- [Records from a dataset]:
#####
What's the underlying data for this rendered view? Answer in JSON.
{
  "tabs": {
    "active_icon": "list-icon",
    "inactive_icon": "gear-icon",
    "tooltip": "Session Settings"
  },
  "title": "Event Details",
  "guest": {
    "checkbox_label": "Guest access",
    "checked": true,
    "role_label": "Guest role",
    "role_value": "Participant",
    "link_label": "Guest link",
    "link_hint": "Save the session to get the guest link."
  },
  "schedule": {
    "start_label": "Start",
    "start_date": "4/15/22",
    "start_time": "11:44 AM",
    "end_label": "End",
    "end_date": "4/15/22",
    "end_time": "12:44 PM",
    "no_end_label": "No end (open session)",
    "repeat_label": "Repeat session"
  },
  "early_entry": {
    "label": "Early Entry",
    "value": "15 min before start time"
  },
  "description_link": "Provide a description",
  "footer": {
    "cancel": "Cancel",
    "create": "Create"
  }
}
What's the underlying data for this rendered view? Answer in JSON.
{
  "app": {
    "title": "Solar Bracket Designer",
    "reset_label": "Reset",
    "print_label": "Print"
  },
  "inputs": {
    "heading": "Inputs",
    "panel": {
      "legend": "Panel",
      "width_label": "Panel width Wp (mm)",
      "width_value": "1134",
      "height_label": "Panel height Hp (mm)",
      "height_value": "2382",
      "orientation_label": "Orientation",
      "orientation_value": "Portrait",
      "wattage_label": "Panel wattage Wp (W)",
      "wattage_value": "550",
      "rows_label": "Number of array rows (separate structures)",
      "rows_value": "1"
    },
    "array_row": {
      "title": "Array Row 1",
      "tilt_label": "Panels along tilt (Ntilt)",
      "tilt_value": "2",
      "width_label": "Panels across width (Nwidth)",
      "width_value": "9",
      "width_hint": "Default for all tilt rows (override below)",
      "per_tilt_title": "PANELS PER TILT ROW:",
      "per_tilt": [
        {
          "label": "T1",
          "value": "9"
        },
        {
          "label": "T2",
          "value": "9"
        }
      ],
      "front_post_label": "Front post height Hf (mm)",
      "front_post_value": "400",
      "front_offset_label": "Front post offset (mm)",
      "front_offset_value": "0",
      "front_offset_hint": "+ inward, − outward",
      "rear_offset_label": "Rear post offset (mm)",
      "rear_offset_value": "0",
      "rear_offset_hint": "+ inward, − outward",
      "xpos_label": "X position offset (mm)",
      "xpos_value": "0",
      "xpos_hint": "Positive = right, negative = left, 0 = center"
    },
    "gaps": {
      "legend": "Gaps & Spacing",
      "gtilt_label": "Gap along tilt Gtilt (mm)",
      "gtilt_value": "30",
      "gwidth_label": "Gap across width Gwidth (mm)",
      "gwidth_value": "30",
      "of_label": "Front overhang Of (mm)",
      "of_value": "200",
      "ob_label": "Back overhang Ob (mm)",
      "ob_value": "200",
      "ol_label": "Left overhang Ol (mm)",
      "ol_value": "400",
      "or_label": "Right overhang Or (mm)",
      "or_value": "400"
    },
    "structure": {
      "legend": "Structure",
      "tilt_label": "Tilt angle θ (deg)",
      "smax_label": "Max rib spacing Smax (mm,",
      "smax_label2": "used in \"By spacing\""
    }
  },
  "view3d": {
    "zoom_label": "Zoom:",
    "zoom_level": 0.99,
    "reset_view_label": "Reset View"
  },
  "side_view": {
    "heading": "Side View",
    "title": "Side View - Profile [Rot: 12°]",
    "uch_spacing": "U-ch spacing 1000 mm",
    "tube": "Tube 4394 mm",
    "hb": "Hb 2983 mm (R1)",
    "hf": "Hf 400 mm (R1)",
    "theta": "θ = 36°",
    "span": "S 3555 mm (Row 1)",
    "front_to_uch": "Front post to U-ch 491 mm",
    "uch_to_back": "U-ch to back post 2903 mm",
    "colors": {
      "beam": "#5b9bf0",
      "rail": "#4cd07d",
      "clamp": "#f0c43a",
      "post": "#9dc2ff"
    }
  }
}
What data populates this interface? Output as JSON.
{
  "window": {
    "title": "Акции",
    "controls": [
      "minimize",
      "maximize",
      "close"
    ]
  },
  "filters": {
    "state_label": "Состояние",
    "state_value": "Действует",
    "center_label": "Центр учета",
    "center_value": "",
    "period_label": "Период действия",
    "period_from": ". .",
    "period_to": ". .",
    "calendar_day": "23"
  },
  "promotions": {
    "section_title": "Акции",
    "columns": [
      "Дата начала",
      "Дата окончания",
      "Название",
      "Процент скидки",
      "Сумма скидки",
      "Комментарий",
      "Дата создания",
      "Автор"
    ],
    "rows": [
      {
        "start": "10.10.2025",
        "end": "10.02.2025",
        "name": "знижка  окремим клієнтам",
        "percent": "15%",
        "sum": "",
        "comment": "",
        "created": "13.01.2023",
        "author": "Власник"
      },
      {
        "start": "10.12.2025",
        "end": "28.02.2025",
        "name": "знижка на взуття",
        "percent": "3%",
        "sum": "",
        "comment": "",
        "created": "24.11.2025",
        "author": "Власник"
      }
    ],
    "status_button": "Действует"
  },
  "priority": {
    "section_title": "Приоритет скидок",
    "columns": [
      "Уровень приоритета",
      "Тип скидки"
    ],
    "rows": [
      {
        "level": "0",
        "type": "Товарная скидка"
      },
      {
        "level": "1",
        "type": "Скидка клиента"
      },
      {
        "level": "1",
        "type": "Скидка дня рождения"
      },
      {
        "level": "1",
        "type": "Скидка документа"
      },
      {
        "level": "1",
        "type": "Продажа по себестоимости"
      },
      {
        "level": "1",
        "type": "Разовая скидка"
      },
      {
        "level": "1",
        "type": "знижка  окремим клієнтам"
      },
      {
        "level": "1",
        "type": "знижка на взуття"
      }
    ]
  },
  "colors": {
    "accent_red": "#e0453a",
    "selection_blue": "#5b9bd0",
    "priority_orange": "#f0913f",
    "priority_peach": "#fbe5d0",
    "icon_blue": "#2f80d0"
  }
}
#####
- [Stated task]: Reproduce every line of the material above exactly.

- [Written response]:
What's the underlying data for this rendered view? Answer in JSON.
{
  "tabs": {
    "active_icon": "list-icon",
    "inactive_icon": "gear-icon",
    "tooltip": "Session Settings"
  },
  "title": "Event Details",
  "guest": {
    "checkbox_label": "Guest access",
    "checked": true,
    "role_label": "Guest role",
    "role_value": "Participant",
    "link_label": "Guest link",
    "link_hint": "Save the session to get the guest link."
  },
  "schedule": {
    "start_label": "Start",
    "start_date": "4/15/22",
    "start_time": "11:44 AM",
    "end_label": "End",
    "end_date": "4/15/22",
    "end_time": "12:44 PM",
    "no_end_label": "No end (open session)",
    "repeat_label": "Repeat session"
  },
  "early_entry": {
    "label": "Early Entry",
    "value": "15 min before start time"
  },
  "description_link": "Provide a description",
  "footer": {
    "cancel": "Cancel",
    "create": "Create"
  }
}
What's the underlying data for this rendered view? Answer in JSON.
{
  "app": {
    "title": "Solar Bracket Designer",
    "reset_label": "Reset",
    "print_label": "Print"
  },
  "inputs": {
    "heading": "Inputs",
    "panel": {
      "legend": "Panel",
      "width_label": "Panel width Wp (mm)",
      "width_value": "1134",
      "height_label": "Panel height Hp (mm)",
      "height_value": "2382",
      "orientation_label": "Orientation",
      "orientation_value": "Portrait",
      "wattage_label": "Panel wattage Wp (W)",
      "wattage_value": "550",
      "rows_label": "Number of array rows (separate structures)",
      "rows_value": "1"
    },
    "array_row": {
      "title": "Array Row 1",
      "tilt_label": "Panels along tilt (Ntilt)",
      "tilt_value": "2",
      "width_label": "Panels across width (Nwidth)",
      "width_value": "9",
      "width_hint": "Default for all tilt rows (override below)",
      "per_tilt_title": "PANELS PER TILT ROW:",
      "per_tilt": [
        {
          "label": "T1",
          "value": "9"
        },
        {
          "label": "T2",
          "value": "9"
        }
      ],
      "front_post_label": "Front post height Hf (mm)",
      "front_post_value": "400",
      "front_offset_label": "Front post offset (mm)",
      "front_offset_value": "0",
      "front_offset_hint": "+ inward, − outward",
      "rear_offset_label": "Rear post offset (mm)",
      "rear_offset_value": "0",
      "rear_offset_hint": "+ inward, − outward",
      "xpos_label": "X position offset (mm)",
      "xpos_value": "0",
      "xpos_hint": "Positive = right, negative = left, 0 = center"
    },
    "gaps": {
      "legend": "Gaps & Spacing",
      "gtilt_label": "Gap along tilt Gtilt (mm)",
      "gtilt_value": "30",
      "gwidth_label": "Gap across width Gwidth (mm)",
      "gwidth_value": "30",
      "of_label": "Front overhang Of (mm)",
      "of_value": "200",
      "ob_label": "Back overhang Ob (mm)",
      "ob_value": "200",
      "ol_label": "Left overhang Ol (mm)",
      "ol_value": "400",
      "or_label": "Right overhang Or (mm)",
      "or_value": "400"
    },
    "structure": {
      "legend": "Structure",
      "tilt_label": "Tilt angle θ (deg)",
      "smax_label": "Max rib spacing Smax (mm,",
      "smax_label2": "used in \"By spacing\""
    }
  },
  "view3d": {
    "zoom_label": "Zoom:",
    "zoom_level": 0.99,
    "reset_view_label": "Reset View"
  },
  "side_view": {
    "heading": "Side View",
    "title": "Side View - Profile [Rot: 12°]",
    "uch_spacing": "U-ch spacing 1000 mm",
    "tube": "Tube 4394 mm",
    "hb": "Hb 2983 mm (R1)",
    "hf": "Hf 400 mm (R1)",
    "theta": "θ = 36°",
    "span": "S 3555 mm (Row 1)",
    "front_to_uch": "Front post to U-ch 491 mm",
    "uch_to_back": "U-ch to back post 2903 mm",
    "colors": {
      "beam": "#5b9bf0",
      "rail": "#4cd07d",
      "clamp": "#f0c43a",
      "post": "#9dc2ff"
    }
  }
}
What data populates this interface? Output as JSON.
{
  "window": {
    "title": "Акции",
    "controls": [
      "minimize",
      "maximize",
      "close"
    ]
  },
  "filters": {
    "state_label": "Состояние",
    "state_value": "Действует",
    "center_label": "Центр учета",
    "center_value": "",
    "period_label": "Период действия",
    "period_from": ". .",
    "period_to": ". .",
    "calendar_day": "23"
  },
  "promotions": {
    "section_title": "Акции",
    "columns": [
      "Дата начала",
      "Дата окончания",
      "Название",
      "Процент скидки",
      "Сумма скидки",
      "Комментарий",
      "Дата создания",
      "Автор"
    ],
    "rows": [
      {
        "start": "10.10.2025",
        "end": "10.02.2025",
        "name": "знижка  окремим клієнтам",
        "percent": "15%",
        "sum": "",
        "comment": "",
        "created": "13.01.2023",
        "author": "Власник"
      },
      {
        "start": "10.12.2025",
        "end": "28.02.2025",
        "name": "знижка на взуття",
        "percent": "3%",
        "sum": "",
        "comment": "",
        "created": "24.11.2025",
        "author": "Власник"
      }
    ],
    "status_button": "Действует"
  },
  "priority": {
    "section_title": "Приоритет скидок",
    "columns": [
      "Уровень приоритета",
      "Тип скидки"
    ],
    "rows": [
      {
        "level": "0",
        "type": "Товарная скидка"
      },
      {
        "level": "1",
        "type": "Скидка клиента"
      },
      {
        "level": "1",
        "type": "Скидка дня рождения"
      },
      {
        "level": "1",
        "type": "Скидка документа"
      },
      {
        "level": "1",
        "type": "Продажа по себестоимости"
      },
      {
        "level": "1",
        "type": "Разовая скидка"
      },
      {
        "level": "1",
        "type": "знижка  окремим клієнтам"
      },
      {
        "level": "1",
        "type": "знижка на взуття"
      }
    ]
  },
  "colors": {
    "accent_red": "#e0453a",
    "selection_blue": "#5b9bd0",
    "priority_orange": "#f0913f",
    "priority_peach": "#fbe5d0",
    "icon_blue": "#2f80d0"
  }
}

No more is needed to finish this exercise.